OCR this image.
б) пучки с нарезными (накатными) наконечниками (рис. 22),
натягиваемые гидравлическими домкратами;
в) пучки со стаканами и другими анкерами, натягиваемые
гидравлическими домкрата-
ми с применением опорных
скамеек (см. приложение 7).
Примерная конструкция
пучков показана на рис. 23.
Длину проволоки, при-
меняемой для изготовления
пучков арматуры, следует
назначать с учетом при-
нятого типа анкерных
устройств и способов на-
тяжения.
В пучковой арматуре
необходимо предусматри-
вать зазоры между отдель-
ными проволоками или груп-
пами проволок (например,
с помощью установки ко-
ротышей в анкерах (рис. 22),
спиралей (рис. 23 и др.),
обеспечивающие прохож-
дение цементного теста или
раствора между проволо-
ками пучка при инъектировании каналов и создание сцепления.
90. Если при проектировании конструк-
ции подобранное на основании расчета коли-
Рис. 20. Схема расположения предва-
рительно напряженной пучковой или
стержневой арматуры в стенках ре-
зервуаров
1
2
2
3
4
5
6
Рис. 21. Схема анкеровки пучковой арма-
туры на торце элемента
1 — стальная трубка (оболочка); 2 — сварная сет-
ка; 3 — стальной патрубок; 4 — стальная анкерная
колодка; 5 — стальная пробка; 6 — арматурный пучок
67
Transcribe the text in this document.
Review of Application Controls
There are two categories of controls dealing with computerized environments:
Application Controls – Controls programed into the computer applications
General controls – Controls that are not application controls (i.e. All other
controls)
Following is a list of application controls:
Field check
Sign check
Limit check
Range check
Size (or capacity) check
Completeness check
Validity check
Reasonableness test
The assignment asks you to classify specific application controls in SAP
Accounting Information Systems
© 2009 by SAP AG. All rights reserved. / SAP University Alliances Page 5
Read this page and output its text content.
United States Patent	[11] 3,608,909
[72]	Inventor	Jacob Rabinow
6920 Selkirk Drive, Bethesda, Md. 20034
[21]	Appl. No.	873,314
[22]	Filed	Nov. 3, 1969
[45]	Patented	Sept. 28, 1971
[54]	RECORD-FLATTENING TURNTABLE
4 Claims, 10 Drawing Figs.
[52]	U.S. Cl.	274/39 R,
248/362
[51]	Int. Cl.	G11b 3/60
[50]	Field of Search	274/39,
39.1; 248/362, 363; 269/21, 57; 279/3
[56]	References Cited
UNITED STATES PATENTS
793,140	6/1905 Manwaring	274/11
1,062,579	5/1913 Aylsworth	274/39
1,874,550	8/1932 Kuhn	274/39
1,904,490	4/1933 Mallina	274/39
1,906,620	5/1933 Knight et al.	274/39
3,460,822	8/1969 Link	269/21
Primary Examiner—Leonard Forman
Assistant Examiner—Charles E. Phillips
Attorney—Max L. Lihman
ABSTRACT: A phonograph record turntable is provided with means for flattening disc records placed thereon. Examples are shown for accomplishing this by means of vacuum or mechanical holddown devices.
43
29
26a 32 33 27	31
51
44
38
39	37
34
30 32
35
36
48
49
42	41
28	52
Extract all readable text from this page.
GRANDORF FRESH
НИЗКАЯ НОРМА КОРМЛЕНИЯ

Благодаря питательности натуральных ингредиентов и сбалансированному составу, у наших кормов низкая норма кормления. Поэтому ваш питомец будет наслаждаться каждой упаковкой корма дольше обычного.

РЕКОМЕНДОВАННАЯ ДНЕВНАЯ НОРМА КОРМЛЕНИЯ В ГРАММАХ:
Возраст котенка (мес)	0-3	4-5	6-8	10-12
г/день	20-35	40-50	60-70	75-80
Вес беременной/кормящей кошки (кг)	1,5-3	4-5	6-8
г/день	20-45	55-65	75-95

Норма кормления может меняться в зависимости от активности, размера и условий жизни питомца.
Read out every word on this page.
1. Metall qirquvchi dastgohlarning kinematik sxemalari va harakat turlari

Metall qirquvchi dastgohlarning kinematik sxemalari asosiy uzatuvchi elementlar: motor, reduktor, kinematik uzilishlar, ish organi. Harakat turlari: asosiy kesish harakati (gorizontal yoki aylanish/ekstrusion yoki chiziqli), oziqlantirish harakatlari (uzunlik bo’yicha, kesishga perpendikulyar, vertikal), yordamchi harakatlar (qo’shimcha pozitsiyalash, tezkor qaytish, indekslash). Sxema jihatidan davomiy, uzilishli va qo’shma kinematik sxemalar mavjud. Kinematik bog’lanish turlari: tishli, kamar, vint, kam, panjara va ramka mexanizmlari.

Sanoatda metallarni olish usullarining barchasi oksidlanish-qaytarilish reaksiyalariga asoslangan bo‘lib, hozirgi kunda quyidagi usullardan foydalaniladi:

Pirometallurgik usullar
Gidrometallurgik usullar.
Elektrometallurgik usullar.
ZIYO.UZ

■ ■ ■

Locate all lines that include the word "между" and copy them out.

вать зазоры между отдель-
раствора между проволо-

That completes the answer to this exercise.